### [EXERCISE BRIEF]
Work out how many lines of the listing hold the string "relative". Answer with that number alone.

### [INFORMATION SHOWN]
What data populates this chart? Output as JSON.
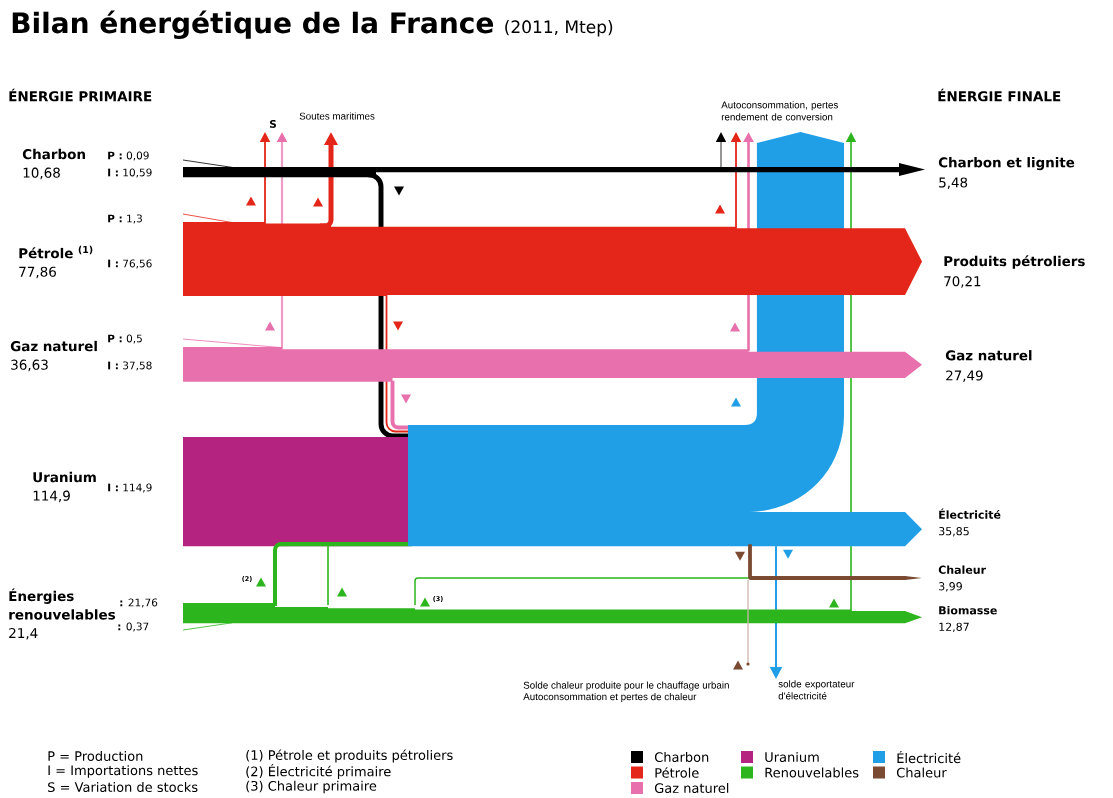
{
  "chart_data": {
    "type": "other",
    "title": "Bilan énergétique de la France",
    "subtitle": "(2011, Mtep)",
    "categories": [
      "ÉNERGIE PRIMAIRE",
      "ÉNERGIE FINALE"
    ],
    "series": [
      {
        "name": "Charbon",
        "color": "#000000",
        "values": [
          10.68,
          5.48
        ],
        "value_labels": [
          "10,68",
          "5,48"
        ]
      },
      {
        "name": "Pétrole",
        "color": "#e32619",
        "values": [
          77.86,
          70.21
        ],
        "value_labels": [
          "77,86",
          "70,21"
        ]
      },
      {
        "name": "Gaz naturel",
        "color": "#e870ad",
        "values": [
          36.63,
          27.49
        ],
        "value_labels": [
          "36,63",
          "27,49"
        ]
      },
      {
        "name": "Uranium",
        "color": "#b3237f",
        "values": [
          114.9,
          null
        ],
        "value_labels": [
          "114,9",
          null
        ]
      },
      {
        "name": "Renouvelables",
        "color": "#2db51e",
        "values": [
          21.4,
          12.87
        ],
        "value_labels": [
          "21,4",
          "12,87"
        ]
      },
      {
        "name": "Électricité",
        "color": "#209fe6",
        "values": [
          null,
          35.85
        ],
        "value_labels": [
          null,
          "35,85"
        ]
      },
      {
        "name": "Chaleur",
        "color": "#7a4a32",
        "values": [
          null,
          3.99
        ],
        "value_labels": [
          null,
          "3,99"
        ]
      }
    ],
    "legend": "bottom",
    "annotations": [
      "Charbon",
      "Pétrole $^{(1)}$",
      "Gaz naturel",
      "Uranium",
      "Énergies renouvelables",
      "Charbon et lignite",
      "Produits pétroliers",
      "Gaz naturel",
      "Électricité",
      "Chaleur",
      "Biomasse",
      "**P :** 0,09",
      "**I :** 10,59",
      "**P :** 1,3",
      "**I :** 76,56",
      "**P :** 0,5",
      "**I :** 37,58",
      "**I :** 114,9",
      "**:** 21,76",
      "**:** 0,37",
      "S",
      "Soutes maritimes",
      "Autoconsommation, pertes rendement de conversion",
      "(2)",
      "(3)",
      "Solde chaleur produite pour le chauffage urbain",
      "Autoconsommation et pertes de chaleur",
      "solde exportateur d'électricité",
      "P = Production",
      "I = Importations nettes",
      "S = Variation de stocks",
      "(1) Pétrole et produits pétroliers",
      "(2) Électricité primaire",
      "(3) Chaleur primaire"
    ]
  }
}
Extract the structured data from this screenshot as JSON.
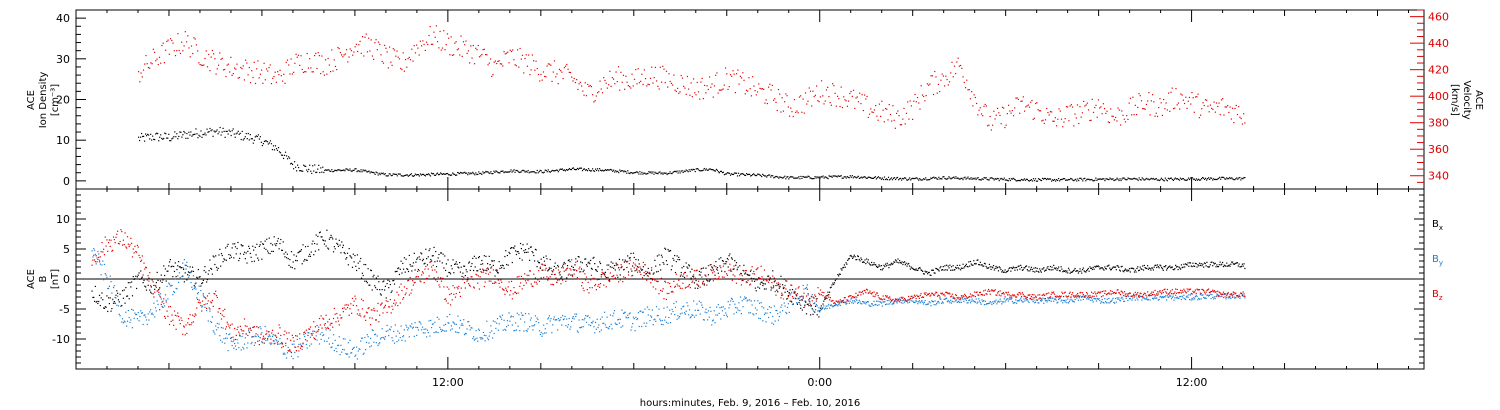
{
  "chart_data": [
    {
      "type": "scatter",
      "panel": "ACE ion density / velocity",
      "ylabel_left": [
        "ACE",
        "Ion Density",
        "[cm⁻³]"
      ],
      "ylabel_right": [
        "ACE",
        "Velocity",
        "[km/s]"
      ],
      "ylim_left": [
        -2,
        42
      ],
      "ylim_right": [
        330,
        465
      ],
      "yticks_left": [
        0,
        10,
        20,
        30,
        40
      ],
      "yticks_right": [
        340,
        360,
        380,
        400,
        420,
        440,
        460
      ],
      "colors": {
        "density": "#000000",
        "velocity": "#e00000"
      },
      "series": [
        {
          "axis": "left",
          "color": "#000000",
          "x": [
            2.0,
            2.5,
            3.0,
            3.5,
            4.0,
            4.5,
            5.0,
            5.5,
            6.0,
            6.5,
            7.0,
            7.5,
            8.0,
            9.0,
            10.0,
            11.0,
            12.0,
            13.0,
            14.0,
            15.0,
            16.0,
            17.0,
            18.0,
            19.0,
            20.0,
            20.5,
            21.0,
            22.0,
            23.0,
            24.0,
            25.0,
            26.0,
            27.0,
            28.0,
            29.0,
            30.0,
            31.0,
            32.0,
            33.0,
            34.0,
            35.0,
            36.0,
            37.0,
            37.7
          ],
          "y": [
            10.5,
            11,
            10.8,
            11.5,
            12,
            12.3,
            11.8,
            11,
            10,
            8,
            4,
            3,
            2.7,
            2.8,
            1.6,
            1.6,
            1.8,
            2.0,
            2.6,
            2.4,
            3.0,
            2.8,
            2.2,
            2.0,
            2.8,
            3.0,
            1.8,
            1.5,
            0.9,
            1.0,
            1.2,
            0.8,
            0.6,
            0.9,
            0.7,
            0.5,
            0.4,
            0.4,
            0.5,
            0.6,
            0.5,
            0.6,
            0.7,
            0.7
          ]
        },
        {
          "axis": "right",
          "color": "#e00000",
          "x": [
            2.0,
            2.5,
            3.0,
            3.5,
            4.0,
            4.5,
            5.0,
            5.5,
            6.0,
            6.5,
            7.0,
            7.5,
            8.0,
            8.5,
            9.0,
            9.5,
            10.0,
            10.5,
            11.0,
            11.5,
            12.0,
            12.5,
            13.0,
            13.5,
            14.0,
            14.5,
            15.0,
            15.5,
            16.0,
            16.5,
            17.0,
            17.5,
            18.0,
            18.5,
            19.0,
            19.5,
            20.0,
            20.5,
            21.0,
            21.5,
            22.0,
            22.5,
            23.0,
            23.5,
            24.0,
            24.5,
            25.0,
            25.5,
            26.0,
            26.5,
            27.0,
            27.5,
            28.0,
            28.5,
            29.0,
            29.5,
            30.0,
            30.5,
            31.0,
            31.5,
            32.0,
            32.5,
            33.0,
            33.5,
            34.0,
            34.5,
            35.0,
            35.5,
            36.0,
            36.5,
            37.0,
            37.5,
            37.7
          ],
          "y": [
            418,
            428,
            436,
            442,
            432,
            426,
            422,
            420,
            418,
            414,
            424,
            428,
            425,
            430,
            440,
            438,
            430,
            424,
            438,
            446,
            440,
            436,
            432,
            422,
            430,
            426,
            420,
            418,
            414,
            402,
            410,
            414,
            412,
            416,
            414,
            410,
            406,
            408,
            414,
            410,
            404,
            400,
            392,
            396,
            404,
            402,
            398,
            392,
            388,
            384,
            392,
            408,
            414,
            424,
            398,
            380,
            386,
            394,
            390,
            382,
            386,
            388,
            394,
            384,
            390,
            396,
            392,
            400,
            396,
            390,
            392,
            388,
            386
          ]
        }
      ]
    },
    {
      "type": "scatter",
      "panel": "ACE magnetic field",
      "ylabel_left": [
        "ACE",
        "B",
        "[nT]"
      ],
      "ylim": [
        -15,
        15
      ],
      "yticks": [
        -10,
        -5,
        0,
        5,
        10
      ],
      "zero_line": true,
      "legend_placement": "right",
      "series": [
        {
          "name": "B_x",
          "color": "#000000",
          "x": [
            0.5,
            1.0,
            1.5,
            2.0,
            2.5,
            3.0,
            3.5,
            4.0,
            4.5,
            5.0,
            5.5,
            6.0,
            6.5,
            7.0,
            7.5,
            8.0,
            8.5,
            9.0,
            9.5,
            10.0,
            10.5,
            11.0,
            11.5,
            12.0,
            12.5,
            13.0,
            13.5,
            14.0,
            14.5,
            15.0,
            15.5,
            16.0,
            16.5,
            17.0,
            17.5,
            18.0,
            18.5,
            19.0,
            19.5,
            20.0,
            20.5,
            21.0,
            21.5,
            22.0,
            22.5,
            23.0,
            23.5,
            24.0,
            24.5,
            25.0,
            25.5,
            26.0,
            26.5,
            27.0,
            27.5,
            28.0,
            28.5,
            29.0,
            29.5,
            30.0,
            30.5,
            31.0,
            31.5,
            32.0,
            32.5,
            33.0,
            33.5,
            34.0,
            34.5,
            35.0,
            35.5,
            36.0,
            36.5,
            37.0,
            37.5,
            37.7
          ],
          "y": [
            -2,
            -4,
            -3,
            0,
            -1,
            2,
            1,
            0,
            3,
            5,
            4,
            5,
            6,
            3,
            5,
            7,
            5,
            3,
            0,
            -2,
            2,
            3,
            4,
            2,
            1,
            3,
            2,
            4,
            5,
            3,
            1,
            2,
            3,
            1,
            2,
            3,
            1,
            4,
            2,
            0,
            1,
            3,
            1,
            -1,
            0,
            -2,
            -4,
            -5,
            0,
            4,
            3,
            2,
            3,
            2,
            1,
            2,
            2,
            3,
            2,
            1.5,
            2,
            1.5,
            2,
            1.5,
            1.5,
            2,
            2,
            1.5,
            2,
            2,
            2,
            2.5,
            2.5,
            2.5,
            2.5,
            2.2
          ]
        },
        {
          "name": "B_y",
          "color": "#1a7fd4",
          "x": [
            0.5,
            1.0,
            1.5,
            2.0,
            2.5,
            3.0,
            3.5,
            4.0,
            4.5,
            5.0,
            5.5,
            6.0,
            6.5,
            7.0,
            7.5,
            8.0,
            8.5,
            9.0,
            9.5,
            10.0,
            10.5,
            11.0,
            11.5,
            12.0,
            12.5,
            13.0,
            13.5,
            14.0,
            14.5,
            15.0,
            15.5,
            16.0,
            16.5,
            17.0,
            17.5,
            18.0,
            18.5,
            19.0,
            19.5,
            20.0,
            20.5,
            21.0,
            21.5,
            22.0,
            22.5,
            23.0,
            23.5,
            24.0,
            24.5,
            25.0,
            25.5,
            26.0,
            26.5,
            27.0,
            27.5,
            28.0,
            28.5,
            29.0,
            29.5,
            30.0,
            30.5,
            31.0,
            31.5,
            32.0,
            32.5,
            33.0,
            33.5,
            34.0,
            34.5,
            35.0,
            35.5,
            36.0,
            36.5,
            37.0,
            37.5,
            37.7
          ],
          "y": [
            5,
            0,
            -6,
            -7,
            -5,
            -2,
            2,
            -3,
            -8,
            -11,
            -10,
            -9,
            -11,
            -12,
            -10,
            -9,
            -11,
            -12,
            -10,
            -9,
            -9,
            -8,
            -8,
            -7,
            -8,
            -9,
            -8,
            -7,
            -7,
            -8,
            -7,
            -7,
            -7.5,
            -7,
            -6.5,
            -7,
            -6,
            -6,
            -5,
            -5,
            -6,
            -5,
            -4,
            -5,
            -6,
            -4,
            -2,
            -5,
            -4,
            -3.5,
            -4,
            -4,
            -3.5,
            -3.5,
            -4,
            -3.5,
            -3.5,
            -3.5,
            -4,
            -3.5,
            -3.5,
            -3.5,
            -3.5,
            -3.5,
            -3,
            -3.5,
            -3.5,
            -3,
            -3,
            -3,
            -3,
            -3,
            -2.8,
            -2.8,
            -2.7,
            -2.7
          ]
        },
        {
          "name": "B_z",
          "color": "#e00000",
          "x": [
            0.5,
            1.0,
            1.5,
            2.0,
            2.5,
            3.0,
            3.5,
            4.0,
            4.5,
            5.0,
            5.5,
            6.0,
            6.5,
            7.0,
            7.5,
            8.0,
            8.5,
            9.0,
            9.5,
            10.0,
            10.5,
            11.0,
            11.5,
            12.0,
            12.5,
            13.0,
            13.5,
            14.0,
            14.5,
            15.0,
            15.5,
            16.0,
            16.5,
            17.0,
            17.5,
            18.0,
            18.5,
            19.0,
            19.5,
            20.0,
            20.5,
            21.0,
            21.5,
            22.0,
            22.5,
            23.0,
            23.5,
            24.0,
            24.5,
            25.0,
            25.5,
            26.0,
            26.5,
            27.0,
            27.5,
            28.0,
            28.5,
            29.0,
            29.5,
            30.0,
            30.5,
            31.0,
            31.5,
            32.0,
            32.5,
            33.0,
            33.5,
            34.0,
            34.5,
            35.0,
            35.5,
            36.0,
            36.5,
            37.0,
            37.5,
            37.7
          ],
          "y": [
            3,
            6,
            7,
            4,
            -2,
            -6,
            -8,
            -4,
            -3,
            -9,
            -8,
            -10,
            -9,
            -11,
            -9,
            -7,
            -6,
            -4,
            -6,
            -5,
            -2,
            0,
            2,
            -3,
            -1,
            0,
            1,
            -2,
            0,
            1,
            0,
            2,
            -1,
            0,
            1,
            2,
            1,
            -2,
            0,
            0,
            1,
            2,
            0,
            1,
            -1,
            -2,
            -3,
            -2,
            -4,
            -3,
            -2,
            -3,
            -3.5,
            -3,
            -2.5,
            -2.5,
            -3,
            -2.5,
            -2,
            -2.5,
            -2.5,
            -3,
            -2.5,
            -2.5,
            -2.5,
            -2.5,
            -2,
            -2.5,
            -2.5,
            -2,
            -2,
            -2,
            -2,
            -2.5,
            -2.5,
            -2.5
          ]
        }
      ],
      "legend": [
        {
          "label": "B",
          "sub": "x",
          "color": "#000000"
        },
        {
          "label": "B",
          "sub": "y",
          "color": "#1a7fd4"
        },
        {
          "label": "B",
          "sub": "z",
          "color": "#e00000"
        }
      ]
    }
  ],
  "x_axis": {
    "xlim_hours": [
      0,
      43.5
    ],
    "tick_labels": [
      "12:00",
      "0:00",
      "12:00"
    ],
    "tick_hours": [
      12,
      24,
      36
    ],
    "xlabel": "hours:minutes, Feb.  9, 2016 – Feb. 10, 2016"
  }
}
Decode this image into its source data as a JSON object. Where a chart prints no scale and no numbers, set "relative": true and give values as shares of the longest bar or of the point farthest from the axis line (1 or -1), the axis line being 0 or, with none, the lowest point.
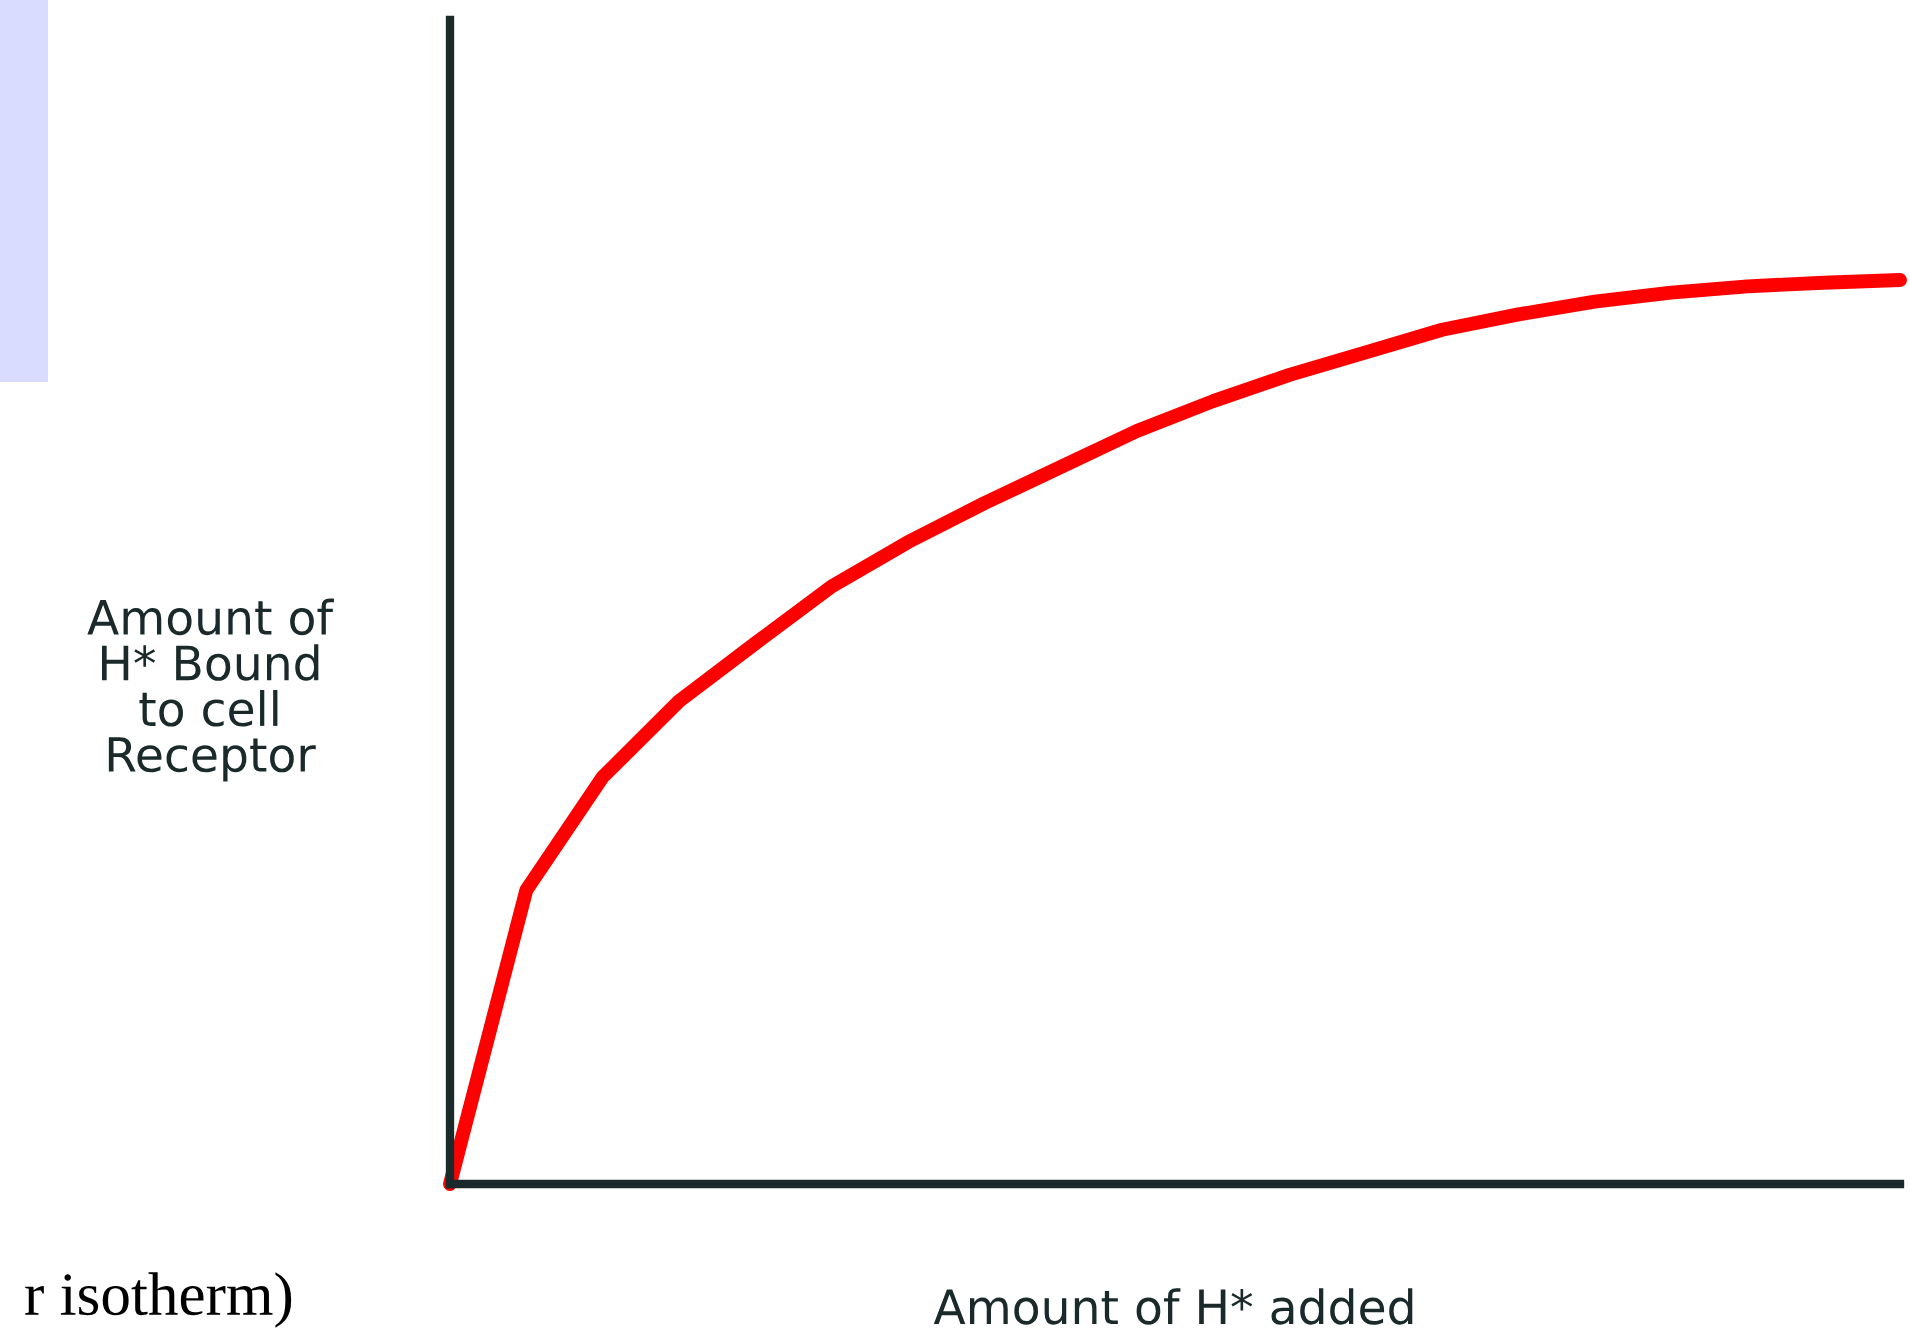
{
  "chart_data": {
    "type": "line",
    "relative": true,
    "xlabel": "Amount of H* added",
    "ylabel": "Amount of\nH* Bound\nto cell\nReceptor",
    "annotations": [
      "r isotherm)"
    ],
    "categories": [
      null,
      null,
      null,
      null,
      null,
      null,
      null,
      null,
      null,
      null,
      null,
      null,
      null,
      null,
      null,
      null,
      null,
      null,
      null,
      null
    ],
    "series": [
      {
        "color": "#ff0000",
        "values": [
          0,
          0.325,
          0.45,
          0.534,
          0.598,
          0.661,
          0.71,
          0.753,
          0.793,
          0.833,
          0.866,
          0.895,
          0.92,
          0.945,
          0.962,
          0.976,
          0.986,
          0.993,
          0.997,
          1
        ]
      }
    ],
    "legend": false,
    "marker": "none",
    "line_style": "solid"
  }
}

### [CORRECT RESPONSE]
2